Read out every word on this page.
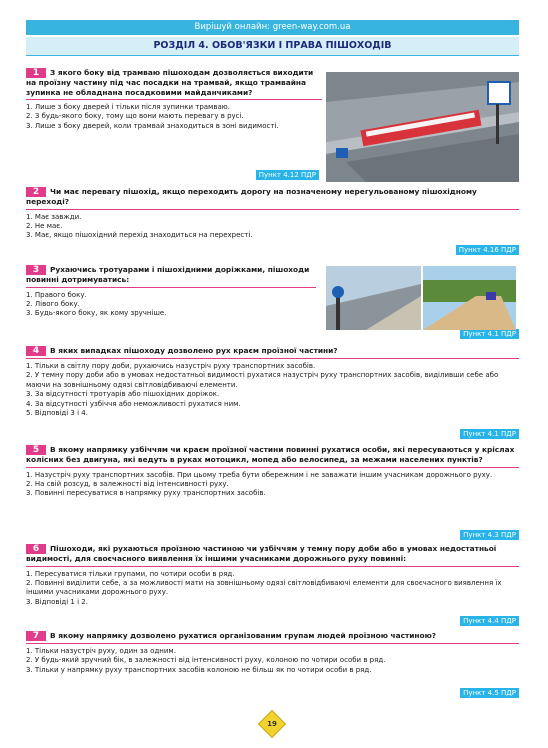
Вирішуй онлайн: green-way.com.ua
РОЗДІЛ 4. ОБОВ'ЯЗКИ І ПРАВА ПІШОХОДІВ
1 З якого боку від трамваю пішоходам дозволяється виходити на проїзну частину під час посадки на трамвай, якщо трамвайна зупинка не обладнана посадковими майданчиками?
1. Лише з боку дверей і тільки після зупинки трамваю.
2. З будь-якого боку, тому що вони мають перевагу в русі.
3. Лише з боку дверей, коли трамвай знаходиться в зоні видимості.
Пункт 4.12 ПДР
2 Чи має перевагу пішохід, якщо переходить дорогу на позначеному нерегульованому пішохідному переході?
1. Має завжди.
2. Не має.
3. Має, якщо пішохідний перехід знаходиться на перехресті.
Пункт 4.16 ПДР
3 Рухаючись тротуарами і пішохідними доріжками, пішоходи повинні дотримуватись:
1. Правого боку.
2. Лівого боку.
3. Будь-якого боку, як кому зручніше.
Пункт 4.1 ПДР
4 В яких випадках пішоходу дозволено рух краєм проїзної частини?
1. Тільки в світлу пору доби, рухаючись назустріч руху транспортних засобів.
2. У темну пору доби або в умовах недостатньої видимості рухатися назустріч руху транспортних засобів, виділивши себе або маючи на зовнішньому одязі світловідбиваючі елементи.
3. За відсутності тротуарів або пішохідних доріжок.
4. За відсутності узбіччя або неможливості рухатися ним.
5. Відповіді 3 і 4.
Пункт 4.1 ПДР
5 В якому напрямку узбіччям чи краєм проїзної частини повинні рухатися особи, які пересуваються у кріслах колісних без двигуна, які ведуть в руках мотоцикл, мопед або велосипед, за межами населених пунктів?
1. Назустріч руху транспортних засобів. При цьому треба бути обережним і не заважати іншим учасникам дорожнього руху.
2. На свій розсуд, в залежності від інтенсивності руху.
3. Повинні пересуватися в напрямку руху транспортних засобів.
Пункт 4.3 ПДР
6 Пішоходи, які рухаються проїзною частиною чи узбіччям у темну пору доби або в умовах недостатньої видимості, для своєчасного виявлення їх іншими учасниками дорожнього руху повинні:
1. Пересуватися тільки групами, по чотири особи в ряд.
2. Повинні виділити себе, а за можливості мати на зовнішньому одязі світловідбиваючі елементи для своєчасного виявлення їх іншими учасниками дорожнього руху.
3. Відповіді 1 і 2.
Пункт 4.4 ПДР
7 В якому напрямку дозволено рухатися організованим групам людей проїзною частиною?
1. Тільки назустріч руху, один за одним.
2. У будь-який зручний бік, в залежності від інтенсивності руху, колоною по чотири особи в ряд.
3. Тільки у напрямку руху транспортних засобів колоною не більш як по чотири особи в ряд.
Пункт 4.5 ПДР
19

○ ○ ○ ○

_Short problem_
From the records above, pull out each line that has "дорожнього".

_Output of the exercise_
1. Назустріч руху транспортних засобів. При цьому треба бути обережним і не заважати іншим учасникам дорожнього руху.
6 Пішоходи, які рухаються проїзною частиною чи узбіччям у темну пору доби або в умовах недостатньої видимості, для своєчасного виявлення їх іншими учасниками дорожнього руху повинні:
2. Повинні виділити себе, а за можливості мати на зовнішньому одязі світловідбиваючі елементи для своєчасного виявлення їх іншими учасниками дорожнього руху.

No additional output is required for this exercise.